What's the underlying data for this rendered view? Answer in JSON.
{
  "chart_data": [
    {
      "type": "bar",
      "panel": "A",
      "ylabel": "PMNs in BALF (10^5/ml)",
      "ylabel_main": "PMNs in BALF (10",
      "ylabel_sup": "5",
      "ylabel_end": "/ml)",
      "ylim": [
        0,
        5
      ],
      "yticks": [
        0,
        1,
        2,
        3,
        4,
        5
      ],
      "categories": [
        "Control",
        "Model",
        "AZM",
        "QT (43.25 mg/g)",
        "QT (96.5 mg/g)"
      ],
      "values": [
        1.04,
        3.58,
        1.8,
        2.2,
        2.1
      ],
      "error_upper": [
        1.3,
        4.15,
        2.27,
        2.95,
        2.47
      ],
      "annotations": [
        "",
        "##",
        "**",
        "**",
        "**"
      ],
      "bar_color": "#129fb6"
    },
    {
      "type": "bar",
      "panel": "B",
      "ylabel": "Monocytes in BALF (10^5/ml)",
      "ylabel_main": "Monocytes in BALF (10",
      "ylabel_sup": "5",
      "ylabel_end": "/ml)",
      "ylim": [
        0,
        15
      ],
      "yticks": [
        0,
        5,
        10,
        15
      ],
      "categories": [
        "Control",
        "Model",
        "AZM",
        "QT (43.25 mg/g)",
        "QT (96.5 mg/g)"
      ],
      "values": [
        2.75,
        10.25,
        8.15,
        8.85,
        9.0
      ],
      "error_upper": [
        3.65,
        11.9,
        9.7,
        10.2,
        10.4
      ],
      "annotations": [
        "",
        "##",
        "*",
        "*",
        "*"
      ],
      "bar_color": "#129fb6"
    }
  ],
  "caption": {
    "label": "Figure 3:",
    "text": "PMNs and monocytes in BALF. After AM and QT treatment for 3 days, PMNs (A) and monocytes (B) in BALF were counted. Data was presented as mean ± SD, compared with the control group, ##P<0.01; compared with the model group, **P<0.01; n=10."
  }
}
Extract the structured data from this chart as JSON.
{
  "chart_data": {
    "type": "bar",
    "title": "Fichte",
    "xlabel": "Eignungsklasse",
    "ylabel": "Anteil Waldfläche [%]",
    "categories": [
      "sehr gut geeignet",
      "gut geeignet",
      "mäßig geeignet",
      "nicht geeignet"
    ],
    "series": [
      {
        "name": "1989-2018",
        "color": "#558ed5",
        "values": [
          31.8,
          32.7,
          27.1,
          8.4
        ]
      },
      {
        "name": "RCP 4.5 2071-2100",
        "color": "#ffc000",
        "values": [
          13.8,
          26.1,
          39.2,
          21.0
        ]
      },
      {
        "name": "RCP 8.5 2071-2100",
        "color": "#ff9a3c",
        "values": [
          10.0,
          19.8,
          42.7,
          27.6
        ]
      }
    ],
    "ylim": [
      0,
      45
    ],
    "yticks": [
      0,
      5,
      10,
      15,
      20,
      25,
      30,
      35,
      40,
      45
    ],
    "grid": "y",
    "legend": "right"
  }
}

.....

▸ Job
The records above should be repeated in full, exactly as given.

▸ Exercise output
What's the underlying data for this rendered view? Answer in JSON.
{
  "chart_data": [
    {
      "type": "bar",
      "panel": "A",
      "ylabel": "PMNs in BALF (10^5/ml)",
      "ylabel_main": "PMNs in BALF (10",
      "ylabel_sup": "5",
      "ylabel_end": "/ml)",
      "ylim": [
        0,
        5
      ],
      "yticks": [
        0,
        1,
        2,
        3,
        4,
        5
      ],
      "categories": [
        "Control",
        "Model",
        "AZM",
        "QT (43.25 mg/g)",
        "QT (96.5 mg/g)"
      ],
      "values": [
        1.04,
        3.58,
        1.8,
        2.2,
        2.1
      ],
      "error_upper": [
        1.3,
        4.15,
        2.27,
        2.95,
        2.47
      ],
      "annotations": [
        "",
        "##",
        "**",
        "**",
        "**"
      ],
      "bar_color": "#129fb6"
    },
    {
      "type": "bar",
      "panel": "B",
      "ylabel": "Monocytes in BALF (10^5/ml)",
      "ylabel_main": "Monocytes in BALF (10",
      "ylabel_sup": "5",
      "ylabel_end": "/ml)",
      "ylim": [
        0,
        15
      ],
      "yticks": [
        0,
        5,
        10,
        15
      ],
      "categories": [
        "Control",
        "Model",
        "AZM",
        "QT (43.25 mg/g)",
        "QT (96.5 mg/g)"
      ],
      "values": [
        2.75,
        10.25,
        8.15,
        8.85,
        9.0
      ],
      "error_upper": [
        3.65,
        11.9,
        9.7,
        10.2,
        10.4
      ],
      "annotations": [
        "",
        "##",
        "*",
        "*",
        "*"
      ],
      "bar_color": "#129fb6"
    }
  ],
  "caption": {
    "label": "Figure 3:",
    "text": "PMNs and monocytes in BALF. After AM and QT treatment for 3 days, PMNs (A) and monocytes (B) in BALF were counted. Data was presented as mean ± SD, compared with the control group, ##P<0.01; compared with the model group, **P<0.01; n=10."
  }
}
Extract the structured data from this chart as JSON.
{
  "chart_data": {
    "type": "bar",
    "title": "Fichte",
    "xlabel": "Eignungsklasse",
    "ylabel": "Anteil Waldfläche [%]",
    "categories": [
      "sehr gut geeignet",
      "gut geeignet",
      "mäßig geeignet",
      "nicht geeignet"
    ],
    "series": [
      {
        "name": "1989-2018",
        "color": "#558ed5",
        "values": [
          31.8,
          32.7,
          27.1,
          8.4
        ]
      },
      {
        "name": "RCP 4.5 2071-2100",
        "color": "#ffc000",
        "values": [
          13.8,
          26.1,
          39.2,
          21.0
        ]
      },
      {
        "name": "RCP 8.5 2071-2100",
        "color": "#ff9a3c",
        "values": [
          10.0,
          19.8,
          42.7,
          27.6
        ]
      }
    ],
    "ylim": [
      0,
      45
    ],
    "yticks": [
      0,
      5,
      10,
      15,
      20,
      25,
      30,
      35,
      40,
      45
    ],
    "grid": "y",
    "legend": "right"
  }
}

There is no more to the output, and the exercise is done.